▶ Your task
Find the lines holding "город" and copy them.

**** Extracted data ****

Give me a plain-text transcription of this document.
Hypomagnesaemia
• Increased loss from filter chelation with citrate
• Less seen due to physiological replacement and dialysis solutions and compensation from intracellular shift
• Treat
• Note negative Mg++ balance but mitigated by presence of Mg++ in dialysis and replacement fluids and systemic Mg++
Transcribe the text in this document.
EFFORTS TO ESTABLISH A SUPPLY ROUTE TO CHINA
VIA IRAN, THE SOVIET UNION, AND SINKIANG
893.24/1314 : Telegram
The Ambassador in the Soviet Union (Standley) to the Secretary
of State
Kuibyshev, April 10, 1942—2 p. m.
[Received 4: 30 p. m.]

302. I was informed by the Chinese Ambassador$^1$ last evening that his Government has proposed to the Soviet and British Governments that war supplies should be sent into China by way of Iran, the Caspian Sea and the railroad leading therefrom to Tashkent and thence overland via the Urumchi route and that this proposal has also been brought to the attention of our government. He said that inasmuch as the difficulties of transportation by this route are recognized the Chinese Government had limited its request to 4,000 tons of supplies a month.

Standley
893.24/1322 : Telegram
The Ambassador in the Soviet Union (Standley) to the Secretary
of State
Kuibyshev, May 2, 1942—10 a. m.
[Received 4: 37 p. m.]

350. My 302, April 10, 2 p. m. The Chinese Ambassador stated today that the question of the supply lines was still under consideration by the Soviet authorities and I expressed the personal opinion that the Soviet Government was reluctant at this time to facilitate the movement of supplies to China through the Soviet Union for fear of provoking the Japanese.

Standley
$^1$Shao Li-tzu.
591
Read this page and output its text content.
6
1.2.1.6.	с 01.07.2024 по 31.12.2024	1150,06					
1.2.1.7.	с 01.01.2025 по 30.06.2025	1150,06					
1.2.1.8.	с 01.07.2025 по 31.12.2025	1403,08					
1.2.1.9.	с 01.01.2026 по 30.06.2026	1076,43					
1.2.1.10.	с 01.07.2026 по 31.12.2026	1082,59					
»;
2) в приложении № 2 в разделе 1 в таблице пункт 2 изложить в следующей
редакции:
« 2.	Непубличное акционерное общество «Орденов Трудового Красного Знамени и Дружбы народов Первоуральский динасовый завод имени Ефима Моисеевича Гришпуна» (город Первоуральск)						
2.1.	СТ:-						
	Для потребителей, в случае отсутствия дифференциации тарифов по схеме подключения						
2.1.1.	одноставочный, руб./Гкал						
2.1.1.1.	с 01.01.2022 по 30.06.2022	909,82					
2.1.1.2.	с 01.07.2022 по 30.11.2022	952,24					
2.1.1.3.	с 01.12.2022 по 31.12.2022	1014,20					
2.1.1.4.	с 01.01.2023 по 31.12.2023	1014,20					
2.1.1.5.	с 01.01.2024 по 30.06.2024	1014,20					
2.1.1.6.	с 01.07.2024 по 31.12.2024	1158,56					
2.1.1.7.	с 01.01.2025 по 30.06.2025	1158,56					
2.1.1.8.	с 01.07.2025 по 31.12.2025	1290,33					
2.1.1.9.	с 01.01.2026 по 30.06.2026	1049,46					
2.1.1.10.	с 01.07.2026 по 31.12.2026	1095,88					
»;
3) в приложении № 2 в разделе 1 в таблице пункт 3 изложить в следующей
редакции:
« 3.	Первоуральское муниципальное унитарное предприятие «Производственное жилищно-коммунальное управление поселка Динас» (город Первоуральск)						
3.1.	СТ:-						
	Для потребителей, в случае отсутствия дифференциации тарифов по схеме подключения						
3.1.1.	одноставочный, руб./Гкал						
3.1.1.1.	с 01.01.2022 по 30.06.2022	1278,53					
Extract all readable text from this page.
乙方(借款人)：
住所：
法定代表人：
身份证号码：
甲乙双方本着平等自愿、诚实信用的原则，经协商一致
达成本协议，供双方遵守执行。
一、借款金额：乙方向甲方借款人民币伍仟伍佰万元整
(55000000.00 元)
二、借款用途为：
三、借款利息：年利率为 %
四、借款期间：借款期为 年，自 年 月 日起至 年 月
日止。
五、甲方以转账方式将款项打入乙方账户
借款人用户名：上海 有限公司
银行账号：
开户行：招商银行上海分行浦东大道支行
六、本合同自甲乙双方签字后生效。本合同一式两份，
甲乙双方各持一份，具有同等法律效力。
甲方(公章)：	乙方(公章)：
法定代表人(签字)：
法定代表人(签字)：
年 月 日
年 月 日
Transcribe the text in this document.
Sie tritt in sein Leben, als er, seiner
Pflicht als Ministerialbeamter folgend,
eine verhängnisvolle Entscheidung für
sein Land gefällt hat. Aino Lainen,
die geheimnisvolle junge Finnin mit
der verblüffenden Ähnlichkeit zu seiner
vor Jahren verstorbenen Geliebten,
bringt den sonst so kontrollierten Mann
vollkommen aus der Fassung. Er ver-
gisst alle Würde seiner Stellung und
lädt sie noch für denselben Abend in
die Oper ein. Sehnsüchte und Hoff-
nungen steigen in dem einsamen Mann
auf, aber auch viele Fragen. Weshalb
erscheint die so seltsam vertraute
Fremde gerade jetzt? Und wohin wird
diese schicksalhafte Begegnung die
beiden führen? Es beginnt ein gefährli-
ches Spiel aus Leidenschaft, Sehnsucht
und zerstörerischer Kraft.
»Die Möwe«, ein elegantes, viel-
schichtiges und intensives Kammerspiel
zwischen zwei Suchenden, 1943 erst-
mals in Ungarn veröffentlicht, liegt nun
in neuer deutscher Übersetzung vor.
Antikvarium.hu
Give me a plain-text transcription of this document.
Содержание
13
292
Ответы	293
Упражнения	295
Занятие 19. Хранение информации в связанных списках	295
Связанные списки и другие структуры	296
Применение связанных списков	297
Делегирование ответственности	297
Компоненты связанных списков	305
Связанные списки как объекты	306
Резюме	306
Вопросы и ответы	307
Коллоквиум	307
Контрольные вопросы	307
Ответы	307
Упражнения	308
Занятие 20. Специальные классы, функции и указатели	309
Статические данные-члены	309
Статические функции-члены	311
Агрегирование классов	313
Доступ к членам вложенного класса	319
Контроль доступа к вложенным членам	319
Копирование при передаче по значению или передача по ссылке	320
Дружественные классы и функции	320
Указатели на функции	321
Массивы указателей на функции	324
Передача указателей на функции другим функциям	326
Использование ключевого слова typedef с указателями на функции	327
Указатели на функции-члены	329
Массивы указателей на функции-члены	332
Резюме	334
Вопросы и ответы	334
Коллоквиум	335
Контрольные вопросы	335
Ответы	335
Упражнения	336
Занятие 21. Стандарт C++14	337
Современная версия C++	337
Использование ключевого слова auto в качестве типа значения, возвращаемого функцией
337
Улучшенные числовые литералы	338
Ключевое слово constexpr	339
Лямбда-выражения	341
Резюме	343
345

****

▶ Response to this task
« 2.	Непубличное акционерное общество «Орденов Трудового Красного Знамени и Дружбы народов Первоуральский динасовый завод имени Ефима Моисеевича Гришпуна» (город Первоуральск)						
« 3.	Первоуральское муниципальное унитарное предприятие «Производственное жилищно-коммунальное управление поселка Динас» (город Первоуральск)						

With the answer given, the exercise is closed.